* Short exercise
Copy out the whole listing exactly as written, leaving the pictures behind.

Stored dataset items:
□ □ □ □

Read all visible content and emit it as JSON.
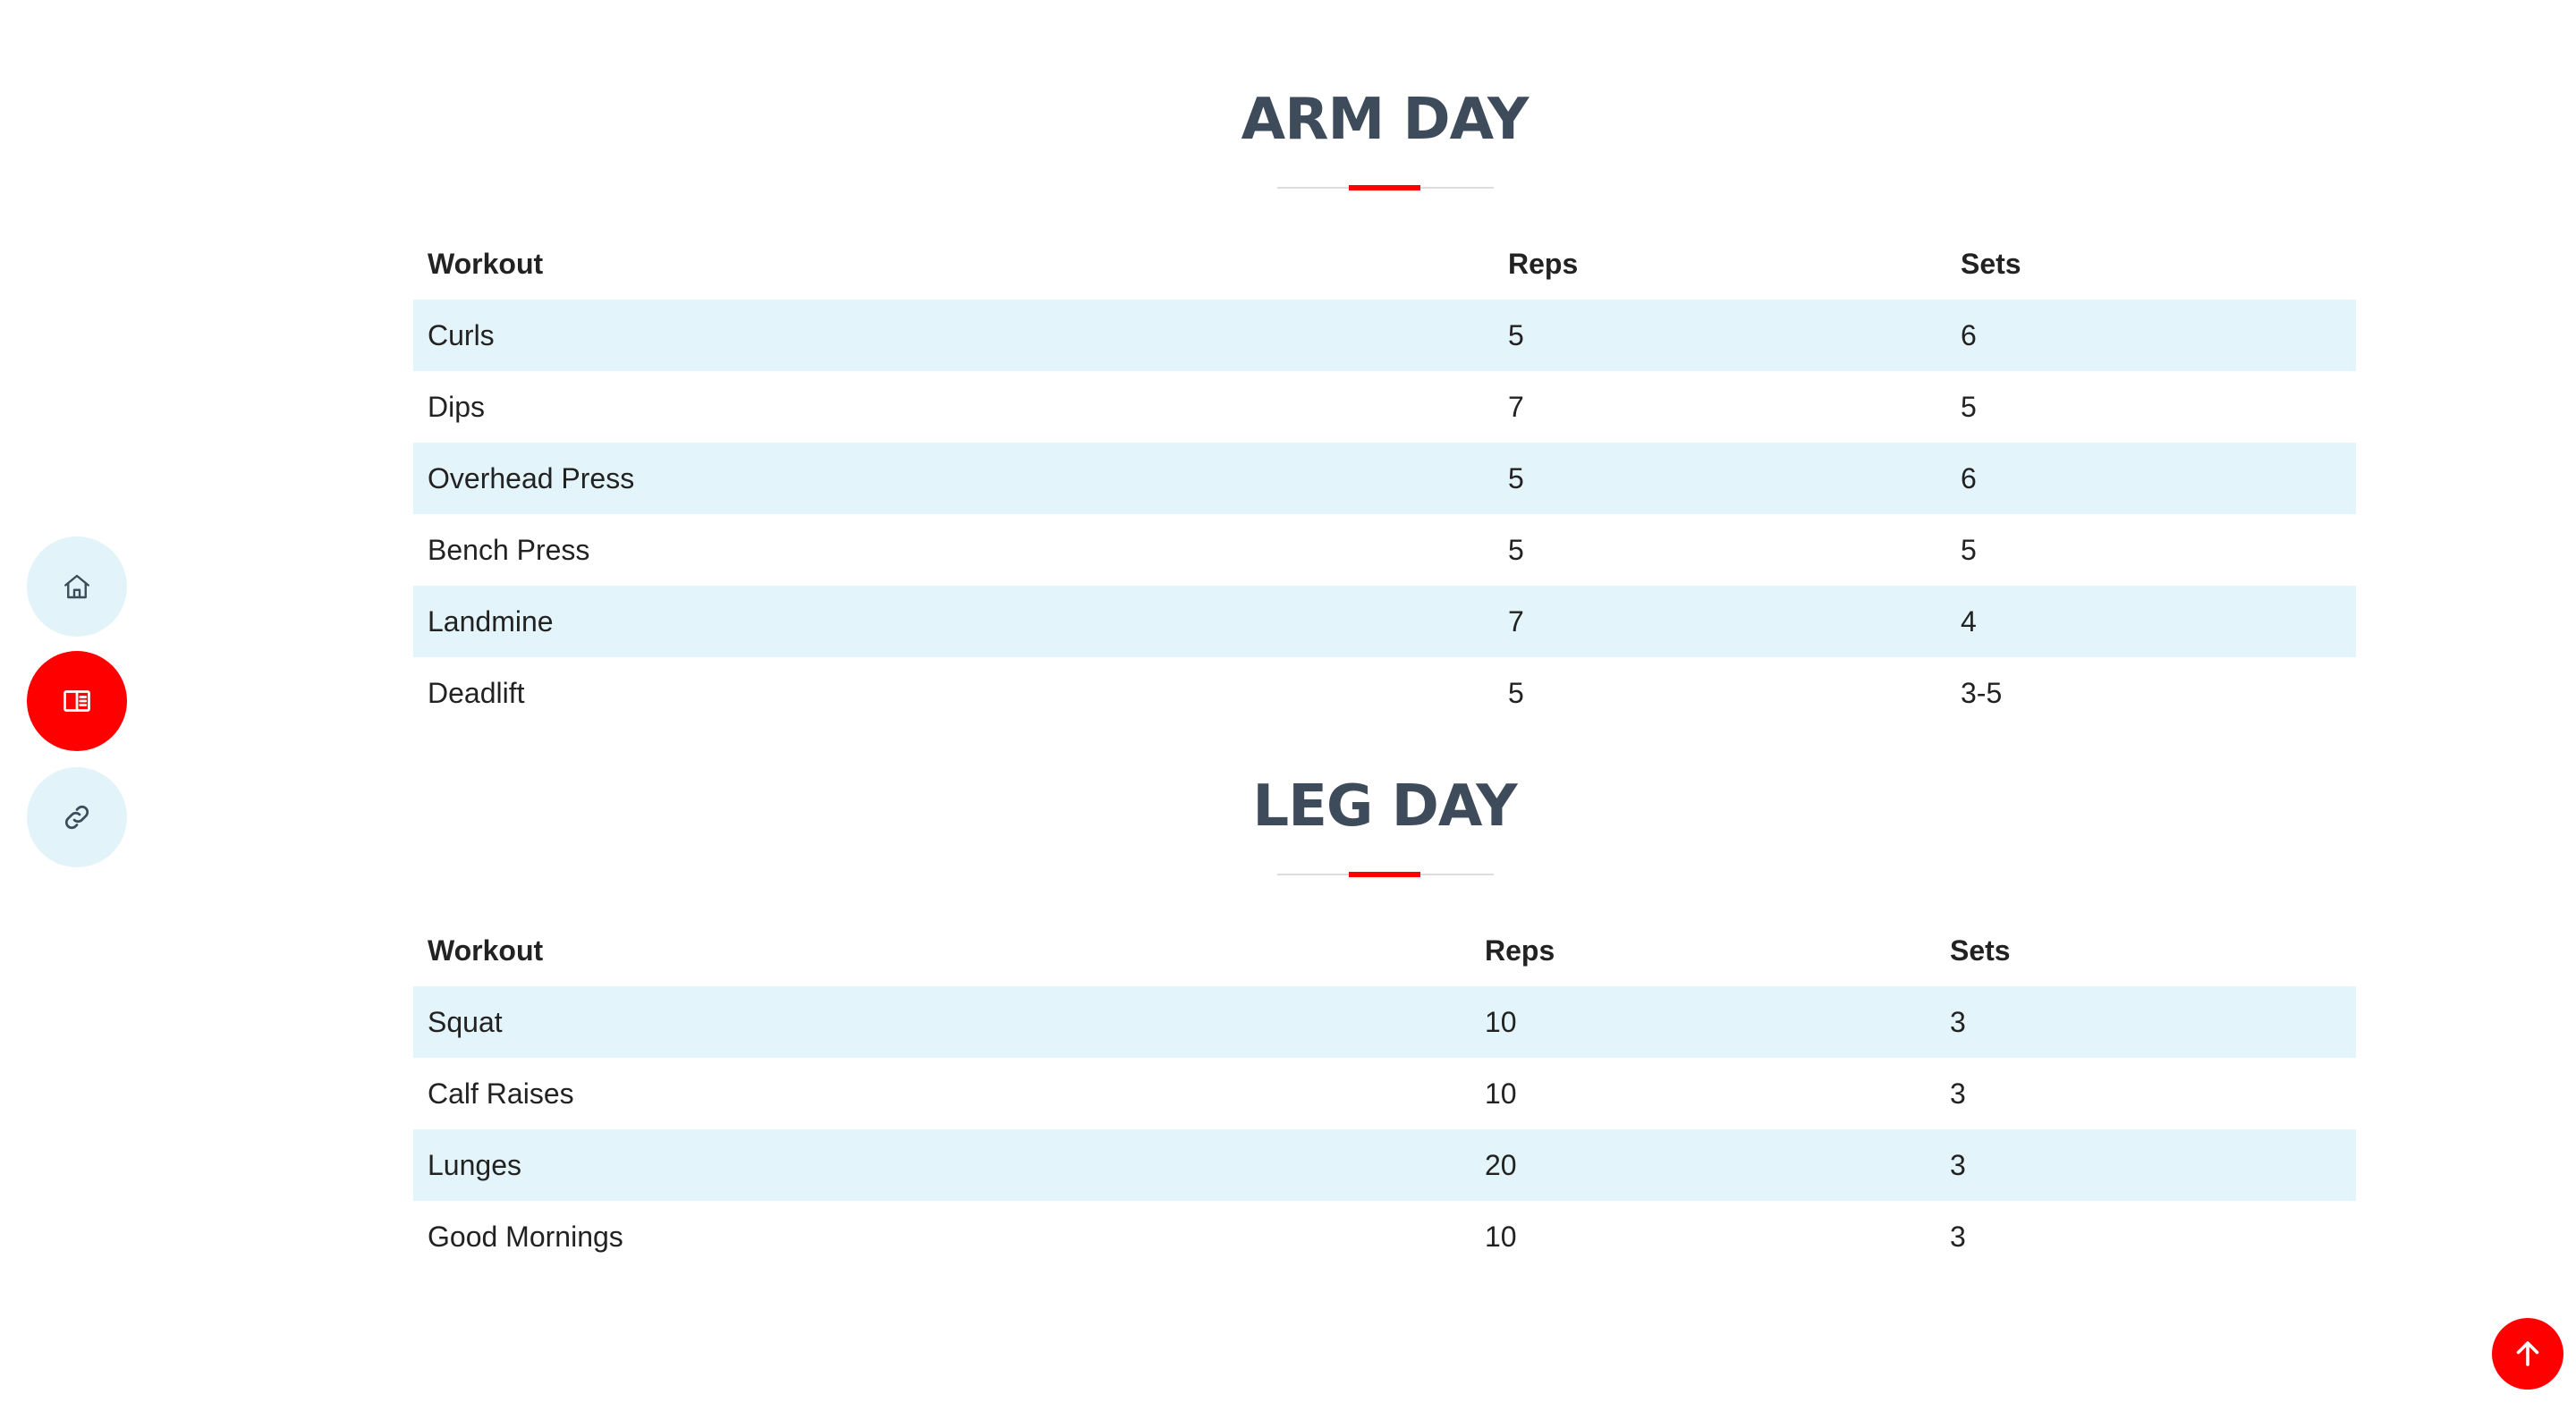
{
  "nav": {
    "items": [
      {
        "icon": "home-icon",
        "active": false
      },
      {
        "icon": "book-icon",
        "active": true
      },
      {
        "icon": "link-icon",
        "active": false
      }
    ]
  },
  "colors": {
    "accent": "#ff0000",
    "title": "#3d4b5a",
    "stripe": "#e3f4fb",
    "nav_bg": "#e3f3fa"
  },
  "arm_day": {
    "title": "ARM DAY",
    "headers": [
      "Workout",
      "Reps",
      "Sets"
    ],
    "rows": [
      [
        "Curls",
        "5",
        "6"
      ],
      [
        "Dips",
        "7",
        "5"
      ],
      [
        "Overhead Press",
        "5",
        "6"
      ],
      [
        "Bench Press",
        "5",
        "5"
      ],
      [
        "Landmine",
        "7",
        "4"
      ],
      [
        "Deadlift",
        "5",
        "3-5"
      ]
    ]
  },
  "leg_day": {
    "title": "LEG DAY",
    "headers": [
      "Workout",
      "Reps",
      "Sets"
    ],
    "rows": [
      [
        "Squat",
        "10",
        "3"
      ],
      [
        "Calf Raises",
        "10",
        "3"
      ],
      [
        "Lunges",
        "20",
        "3"
      ],
      [
        "Good Mornings",
        "10",
        "3"
      ]
    ]
  },
  "back_to_top": {
    "icon": "arrow-up-icon"
  }
}
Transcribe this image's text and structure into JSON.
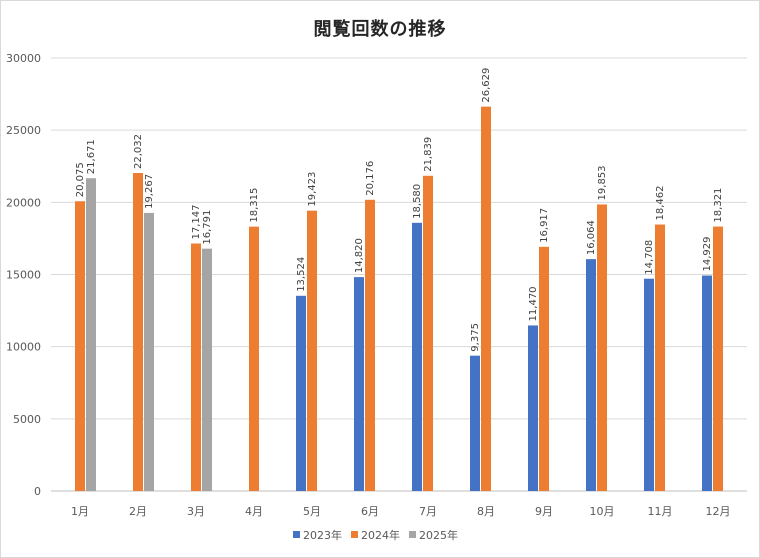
{
  "chart_data": {
    "type": "bar",
    "title": "閲覧回数の推移",
    "categories": [
      "1月",
      "2月",
      "3月",
      "4月",
      "5月",
      "6月",
      "7月",
      "8月",
      "9月",
      "10月",
      "11月",
      "12月"
    ],
    "series": [
      {
        "name": "2023年",
        "color": "#4472C4",
        "values": [
          null,
          null,
          null,
          null,
          13524,
          14820,
          18580,
          9375,
          11470,
          16064,
          14708,
          14929
        ],
        "labels": [
          "",
          "",
          "",
          "",
          "13,524",
          "14,820",
          "18,580",
          "9,375",
          "11,470",
          "16,064",
          "14,708",
          "14,929"
        ]
      },
      {
        "name": "2024年",
        "color": "#ED7D31",
        "values": [
          20075,
          22032,
          17147,
          18315,
          19423,
          20176,
          21839,
          26629,
          16917,
          19853,
          18462,
          18321
        ],
        "labels": [
          "20,075",
          "22,032",
          "17,147",
          "18,315",
          "19,423",
          "20,176",
          "21,839",
          "26,629",
          "16,917",
          "19,853",
          "18,462",
          "18,321"
        ]
      },
      {
        "name": "2025年",
        "color": "#A5A5A5",
        "values": [
          21671,
          19267,
          16791,
          null,
          null,
          null,
          null,
          null,
          null,
          null,
          null,
          null
        ],
        "labels": [
          "21,671",
          "19,267",
          "16,791",
          "",
          "",
          "",
          "",
          "",
          "",
          "",
          "",
          ""
        ]
      }
    ],
    "ylim": [
      0,
      30000
    ],
    "yticks": [
      0,
      5000,
      10000,
      15000,
      20000,
      25000,
      30000
    ],
    "grid": true,
    "legend": "bottom",
    "xlabel": "",
    "ylabel": ""
  }
}
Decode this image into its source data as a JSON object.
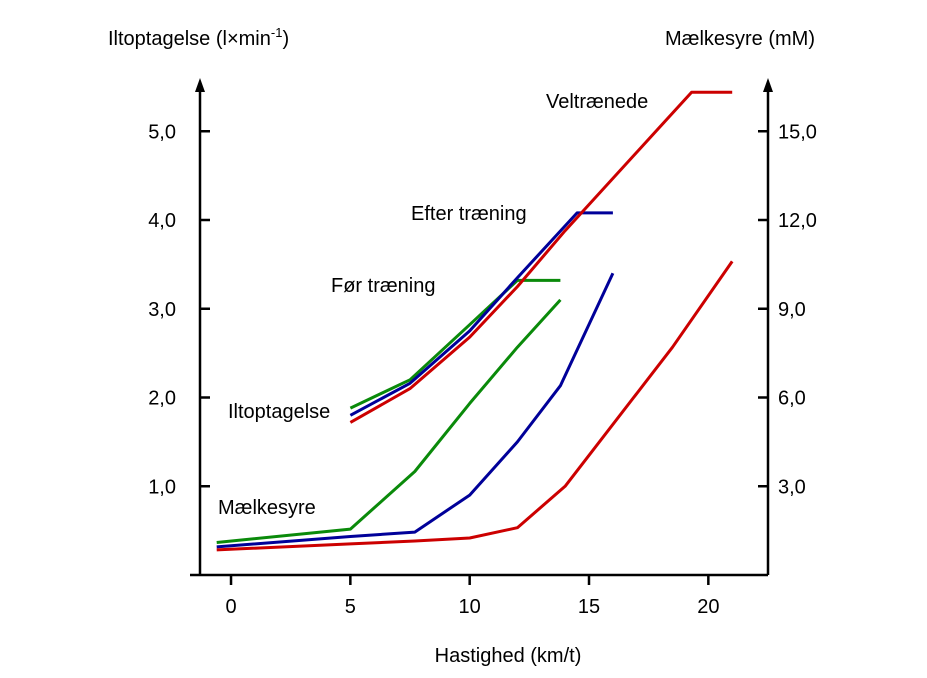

□ □ □ □

* Final result
Read all visible content and emit it as JSON.
{
  "nav": {
    "items": [
      {
        "icon": "home-icon",
        "active": false
      },
      {
        "icon": "book-icon",
        "active": true
      },
      {
        "icon": "link-icon",
        "active": false
      }
    ]
  },
  "colors": {
    "accent": "#ff0000",
    "title": "#3d4b5a",
    "stripe": "#e3f4fb",
    "nav_bg": "#e3f3fa"
  },
  "arm_day": {
    "title": "ARM DAY",
    "headers": [
      "Workout",
      "Reps",
      "Sets"
    ],
    "rows": [
      [
        "Curls",
        "5",
        "6"
      ],
      [
        "Dips",
        "7",
        "5"
      ],
      [
        "Overhead Press",
        "5",
        "6"
      ],
      [
        "Bench Press",
        "5",
        "5"
      ],
      [
        "Landmine",
        "7",
        "4"
      ],
      [
        "Deadlift",
        "5",
        "3-5"
      ]
    ]
  },
  "leg_day": {
    "title": "LEG DAY",
    "headers": [
      "Workout",
      "Reps",
      "Sets"
    ],
    "rows": [
      [
        "Squat",
        "10",
        "3"
      ],
      [
        "Calf Raises",
        "10",
        "3"
      ],
      [
        "Lunges",
        "20",
        "3"
      ],
      [
        "Good Mornings",
        "10",
        "3"
      ]
    ]
  },
  "back_to_top": {
    "icon": "arrow-up-icon"
  }
}
Transcribe this image's text and structure into JSON.
{
  "chart_data": {
    "type": "bar",
    "title": "閲覧回数の推移",
    "categories": [
      "1月",
      "2月",
      "3月",
      "4月",
      "5月",
      "6月",
      "7月",
      "8月",
      "9月",
      "10月",
      "11月",
      "12月"
    ],
    "series": [
      {
        "name": "2023年",
        "color": "#4472C4",
        "values": [
          null,
          null,
          null,
          null,
          13524,
          14820,
          18580,
          9375,
          11470,
          16064,
          14708,
          14929
        ],
        "labels": [
          "",
          "",
          "",
          "",
          "13,524",
          "14,820",
          "18,580",
          "9,375",
          "11,470",
          "16,064",
          "14,708",
          "14,929"
        ]
      },
      {
        "name": "2024年",
        "color": "#ED7D31",
        "values": [
          20075,
          22032,
          17147,
          18315,
          19423,
          20176,
          21839,
          26629,
          16917,
          19853,
          18462,
          18321
        ],
        "labels": [
          "20,075",
          "22,032",
          "17,147",
          "18,315",
          "19,423",
          "20,176",
          "21,839",
          "26,629",
          "16,917",
          "19,853",
          "18,462",
          "18,321"
        ]
      },
      {
        "name": "2025年",
        "color": "#A5A5A5",
        "values": [
          21671,
          19267,
          16791,
          null,
          null,
          null,
          null,
          null,
          null,
          null,
          null,
          null
        ],
        "labels": [
          "21,671",
          "19,267",
          "16,791",
          "",
          "",
          "",
          "",
          "",
          "",
          "",
          "",
          ""
        ]
      }
    ],
    "ylim": [
      0,
      30000
    ],
    "yticks": [
      0,
      5000,
      10000,
      15000,
      20000,
      25000,
      30000
    ],
    "grid": true,
    "legend": "bottom",
    "xlabel": "",
    "ylabel": ""
  }
}
Decode this image into its source data as a JSON object.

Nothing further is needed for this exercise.